--- Begin Supplied entries ---

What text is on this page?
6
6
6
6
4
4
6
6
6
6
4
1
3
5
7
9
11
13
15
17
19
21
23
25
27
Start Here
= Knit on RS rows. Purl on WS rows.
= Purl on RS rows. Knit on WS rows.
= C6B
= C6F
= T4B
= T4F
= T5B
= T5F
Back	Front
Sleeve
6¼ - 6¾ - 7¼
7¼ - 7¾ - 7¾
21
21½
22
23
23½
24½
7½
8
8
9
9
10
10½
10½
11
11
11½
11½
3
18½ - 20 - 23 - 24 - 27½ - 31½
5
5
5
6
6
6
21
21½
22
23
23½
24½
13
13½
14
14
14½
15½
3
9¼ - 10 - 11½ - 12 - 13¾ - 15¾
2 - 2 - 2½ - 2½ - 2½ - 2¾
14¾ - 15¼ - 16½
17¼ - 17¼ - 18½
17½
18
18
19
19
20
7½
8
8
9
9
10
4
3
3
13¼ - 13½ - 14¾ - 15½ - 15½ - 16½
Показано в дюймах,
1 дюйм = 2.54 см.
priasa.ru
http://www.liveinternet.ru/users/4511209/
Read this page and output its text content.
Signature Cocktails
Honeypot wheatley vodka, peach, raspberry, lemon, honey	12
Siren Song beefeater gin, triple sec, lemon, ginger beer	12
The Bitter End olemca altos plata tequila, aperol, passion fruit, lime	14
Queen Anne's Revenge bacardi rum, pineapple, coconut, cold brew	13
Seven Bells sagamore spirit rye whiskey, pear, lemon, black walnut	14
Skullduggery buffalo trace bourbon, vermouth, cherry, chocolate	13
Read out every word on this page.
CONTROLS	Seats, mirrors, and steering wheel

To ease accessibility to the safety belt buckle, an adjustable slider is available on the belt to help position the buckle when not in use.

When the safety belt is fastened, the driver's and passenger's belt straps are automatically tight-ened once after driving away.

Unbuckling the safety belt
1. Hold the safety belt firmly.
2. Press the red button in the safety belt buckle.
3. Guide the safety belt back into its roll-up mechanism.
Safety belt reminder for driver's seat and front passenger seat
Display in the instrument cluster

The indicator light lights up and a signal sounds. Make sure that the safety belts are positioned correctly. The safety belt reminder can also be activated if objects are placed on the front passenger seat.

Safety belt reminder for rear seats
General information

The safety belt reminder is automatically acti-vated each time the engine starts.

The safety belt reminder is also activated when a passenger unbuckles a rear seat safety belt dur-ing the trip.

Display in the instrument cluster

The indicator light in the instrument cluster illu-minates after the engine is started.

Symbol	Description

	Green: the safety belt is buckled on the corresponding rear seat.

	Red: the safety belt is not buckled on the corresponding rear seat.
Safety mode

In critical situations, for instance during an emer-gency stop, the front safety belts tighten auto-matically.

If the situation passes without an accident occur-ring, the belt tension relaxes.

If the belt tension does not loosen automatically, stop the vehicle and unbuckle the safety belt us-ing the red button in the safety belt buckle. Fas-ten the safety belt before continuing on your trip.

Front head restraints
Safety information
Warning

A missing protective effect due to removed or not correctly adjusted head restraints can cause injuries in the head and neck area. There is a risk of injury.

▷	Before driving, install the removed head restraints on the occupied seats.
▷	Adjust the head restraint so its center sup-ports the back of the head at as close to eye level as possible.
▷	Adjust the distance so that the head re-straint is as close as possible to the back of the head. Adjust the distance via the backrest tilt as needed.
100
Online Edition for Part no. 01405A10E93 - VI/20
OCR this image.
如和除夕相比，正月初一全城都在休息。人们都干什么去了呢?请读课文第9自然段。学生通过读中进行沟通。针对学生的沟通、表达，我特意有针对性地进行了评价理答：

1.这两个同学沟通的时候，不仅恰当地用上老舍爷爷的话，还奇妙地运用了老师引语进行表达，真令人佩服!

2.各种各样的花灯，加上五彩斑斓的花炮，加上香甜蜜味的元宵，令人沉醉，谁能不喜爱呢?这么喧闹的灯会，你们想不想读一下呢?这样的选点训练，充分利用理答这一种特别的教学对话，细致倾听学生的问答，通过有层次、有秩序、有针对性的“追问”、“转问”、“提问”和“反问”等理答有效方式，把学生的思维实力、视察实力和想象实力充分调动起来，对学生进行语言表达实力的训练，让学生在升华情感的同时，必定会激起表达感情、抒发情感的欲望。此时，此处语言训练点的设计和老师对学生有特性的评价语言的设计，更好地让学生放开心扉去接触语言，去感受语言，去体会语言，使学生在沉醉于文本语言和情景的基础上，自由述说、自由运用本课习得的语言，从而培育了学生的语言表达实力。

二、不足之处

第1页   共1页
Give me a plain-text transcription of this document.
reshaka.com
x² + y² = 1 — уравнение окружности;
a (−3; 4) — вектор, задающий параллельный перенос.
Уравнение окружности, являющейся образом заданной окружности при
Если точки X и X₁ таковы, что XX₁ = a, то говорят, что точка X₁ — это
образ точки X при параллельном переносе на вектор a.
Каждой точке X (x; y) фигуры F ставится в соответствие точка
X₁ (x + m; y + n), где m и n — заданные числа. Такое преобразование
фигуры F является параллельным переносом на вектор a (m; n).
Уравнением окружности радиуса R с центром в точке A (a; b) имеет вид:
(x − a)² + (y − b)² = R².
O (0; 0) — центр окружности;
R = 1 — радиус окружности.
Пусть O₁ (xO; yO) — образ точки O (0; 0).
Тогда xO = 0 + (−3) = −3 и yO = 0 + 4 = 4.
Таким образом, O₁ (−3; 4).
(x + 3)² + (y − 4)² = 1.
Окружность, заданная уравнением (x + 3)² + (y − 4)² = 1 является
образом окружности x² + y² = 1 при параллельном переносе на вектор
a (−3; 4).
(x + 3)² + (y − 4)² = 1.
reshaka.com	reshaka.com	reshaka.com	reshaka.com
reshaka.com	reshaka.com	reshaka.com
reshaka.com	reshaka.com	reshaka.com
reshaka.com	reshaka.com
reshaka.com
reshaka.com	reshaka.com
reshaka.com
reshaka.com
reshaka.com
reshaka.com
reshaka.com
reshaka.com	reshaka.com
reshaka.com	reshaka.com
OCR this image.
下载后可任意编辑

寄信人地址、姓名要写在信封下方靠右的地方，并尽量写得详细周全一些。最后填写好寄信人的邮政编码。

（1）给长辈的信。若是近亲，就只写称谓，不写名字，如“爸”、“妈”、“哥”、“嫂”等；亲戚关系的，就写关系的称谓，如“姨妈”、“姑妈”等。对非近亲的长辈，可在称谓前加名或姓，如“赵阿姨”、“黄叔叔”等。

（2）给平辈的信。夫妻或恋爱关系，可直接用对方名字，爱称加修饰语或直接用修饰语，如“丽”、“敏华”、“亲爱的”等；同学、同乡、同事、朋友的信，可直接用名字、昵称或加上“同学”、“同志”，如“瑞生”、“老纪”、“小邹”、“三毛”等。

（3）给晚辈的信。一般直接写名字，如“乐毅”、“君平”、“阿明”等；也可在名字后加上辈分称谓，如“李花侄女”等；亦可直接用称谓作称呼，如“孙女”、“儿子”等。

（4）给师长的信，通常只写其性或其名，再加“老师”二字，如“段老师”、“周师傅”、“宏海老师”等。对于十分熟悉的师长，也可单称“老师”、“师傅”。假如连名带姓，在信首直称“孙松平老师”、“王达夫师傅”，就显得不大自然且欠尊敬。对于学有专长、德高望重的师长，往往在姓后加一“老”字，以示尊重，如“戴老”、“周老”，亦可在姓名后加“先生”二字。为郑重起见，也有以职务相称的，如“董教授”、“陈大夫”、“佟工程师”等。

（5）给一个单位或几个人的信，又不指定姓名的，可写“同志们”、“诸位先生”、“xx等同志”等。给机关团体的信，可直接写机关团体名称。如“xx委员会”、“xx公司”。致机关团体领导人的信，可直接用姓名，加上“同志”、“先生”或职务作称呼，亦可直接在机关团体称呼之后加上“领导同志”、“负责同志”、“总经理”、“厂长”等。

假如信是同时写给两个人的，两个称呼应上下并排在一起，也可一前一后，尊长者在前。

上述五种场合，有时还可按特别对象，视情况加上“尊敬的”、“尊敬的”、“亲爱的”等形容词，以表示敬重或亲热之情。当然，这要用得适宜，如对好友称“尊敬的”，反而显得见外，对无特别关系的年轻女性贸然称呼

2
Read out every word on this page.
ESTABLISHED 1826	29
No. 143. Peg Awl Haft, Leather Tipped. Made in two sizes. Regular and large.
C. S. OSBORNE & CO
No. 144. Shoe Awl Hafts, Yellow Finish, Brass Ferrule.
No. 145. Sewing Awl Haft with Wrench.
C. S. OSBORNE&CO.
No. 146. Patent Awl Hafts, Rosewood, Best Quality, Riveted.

--- End Supplied entries ---

Exercise aim.
Look through the entries above; copy every line holding the string "является".

Task response.
фигуры F является параллельным переносом на вектор a (m; n).
Окружность, заданная уравнением (x + 3)² + (y − 4)² = 1 является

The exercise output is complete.